** start **

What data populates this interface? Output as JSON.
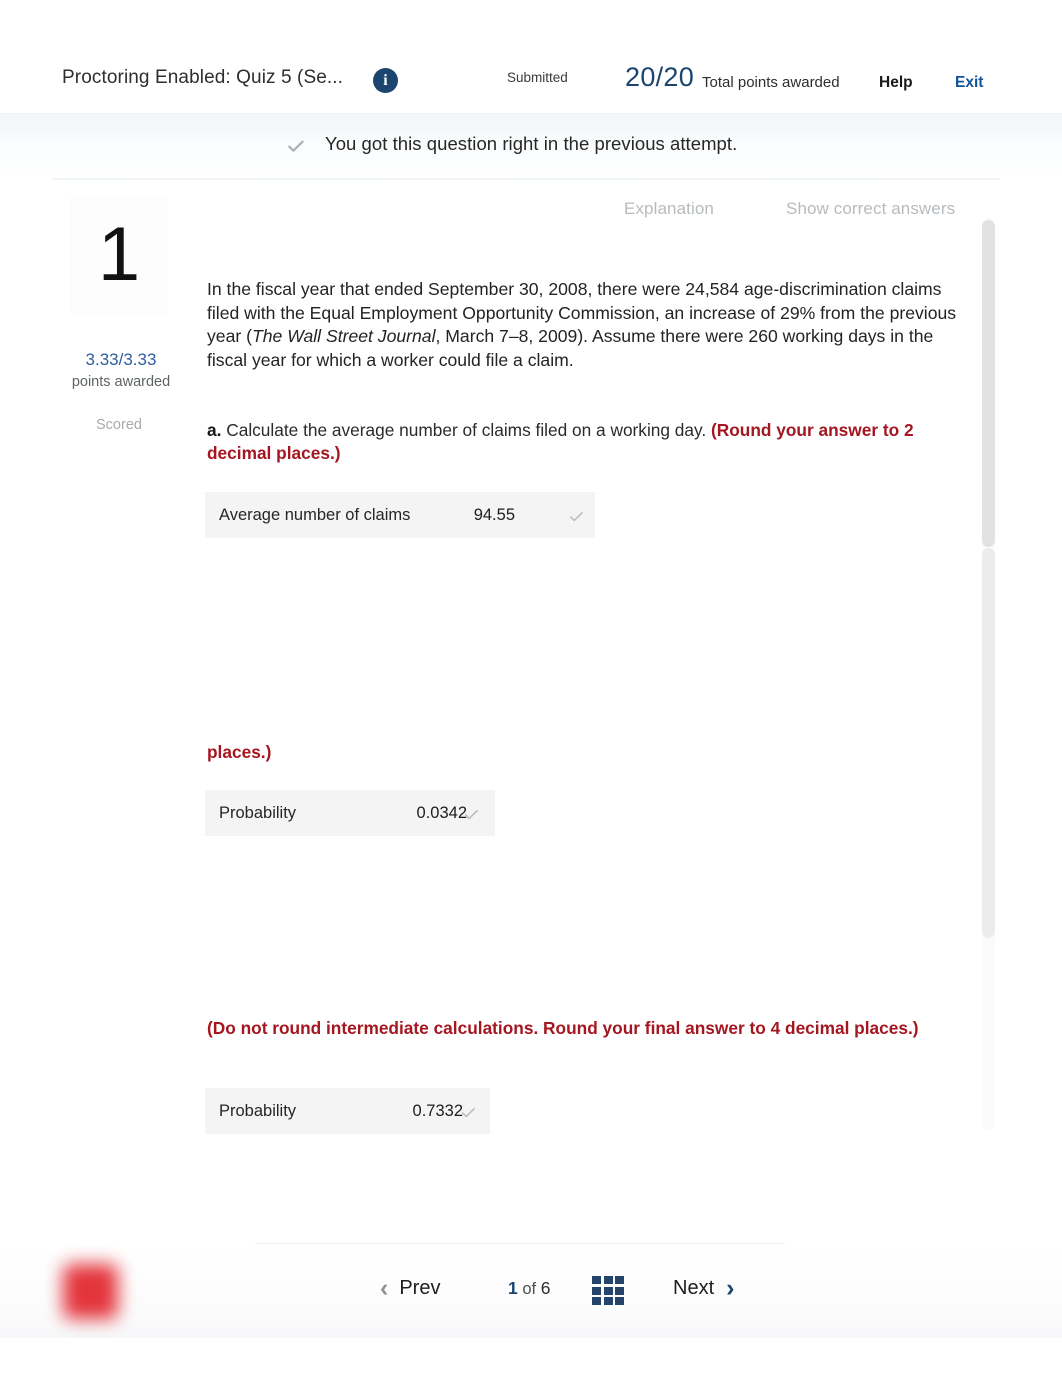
{
  "header": {
    "quiz_title": "Proctoring Enabled: Quiz 5 (Se...",
    "info_icon": "info-icon",
    "status": "Submitted",
    "points_fraction": "20/20",
    "points_label": "Total points awarded",
    "help_label": "Help",
    "exit_label": "Exit",
    "accent_blue": "#1b456f",
    "link_blue": "#12539c"
  },
  "status_banner": {
    "check_icon": "check-icon",
    "message": "You got this question right in the previous attempt."
  },
  "question": {
    "number": "1",
    "points_awarded_value": "3.33/3.33",
    "points_awarded_label": "points awarded",
    "scored_label": "Scored",
    "explanation_label": "Explanation",
    "show_correct_answers_label": "Show correct answers",
    "stem_part1": "In the fiscal year that ended September 30, 2008, there were 24,584 age-discrimination claims filed with the Equal Employment Opportunity Commission, an increase of 29% from the previous year (",
    "stem_italic": "The Wall Street Journal",
    "stem_part2": ", March 7–8, 2009). Assume there were 260 working days in the fiscal year for which a worker could file a claim.",
    "part_a_marker": "a.",
    "part_a_text": " Calculate the average number of claims filed on a working day. ",
    "part_a_instruction": "(Round your answer to 2 decimal places.)",
    "red_fragment_places": "places.)",
    "part_c_instruction": "(Do not round intermediate calculations. Round your final answer to 4 decimal places.)",
    "red_color": "#a41620"
  },
  "answers": [
    {
      "id": "ans-a",
      "label": "Average number of claims",
      "value": "94.55",
      "check_icon": "check-icon",
      "correct": true
    },
    {
      "id": "ans-b",
      "label": "Probability",
      "value": "0.0342",
      "check_icon": "check-icon",
      "correct": true
    },
    {
      "id": "ans-c",
      "label": "Probability",
      "value": "0.7332",
      "check_icon": "check-icon",
      "correct": true
    }
  ],
  "footer": {
    "prev_label": "Prev",
    "next_label": "Next",
    "page_current": "1",
    "page_of": "of",
    "page_total": "6",
    "grid_icon": "grid-view-icon",
    "prev_chevron_icon": "chevron-left-icon",
    "next_chevron_icon": "chevron-right-icon",
    "brand_logo": "mcgraw-hill-logo",
    "brand_color": "#e1232b"
  }
}
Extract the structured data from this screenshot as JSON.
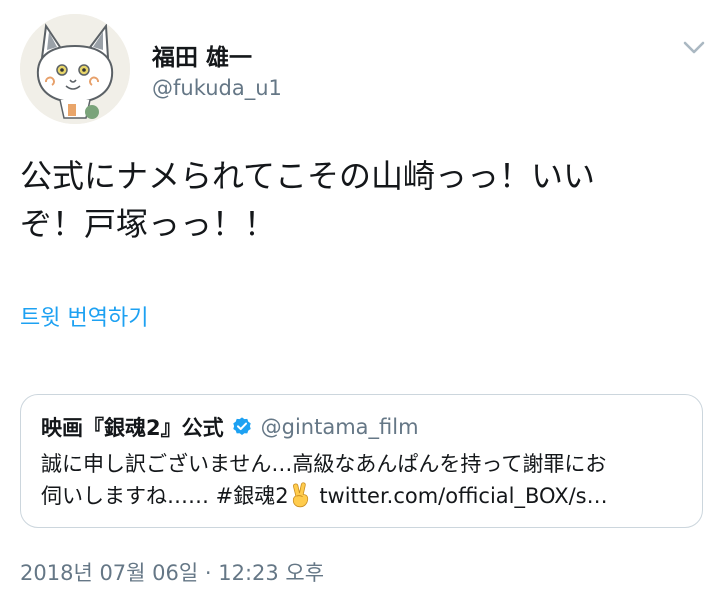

** end **

Written request =
Give the number of lines in the listing above that hold the string "your", with nothing else.

Task output =
2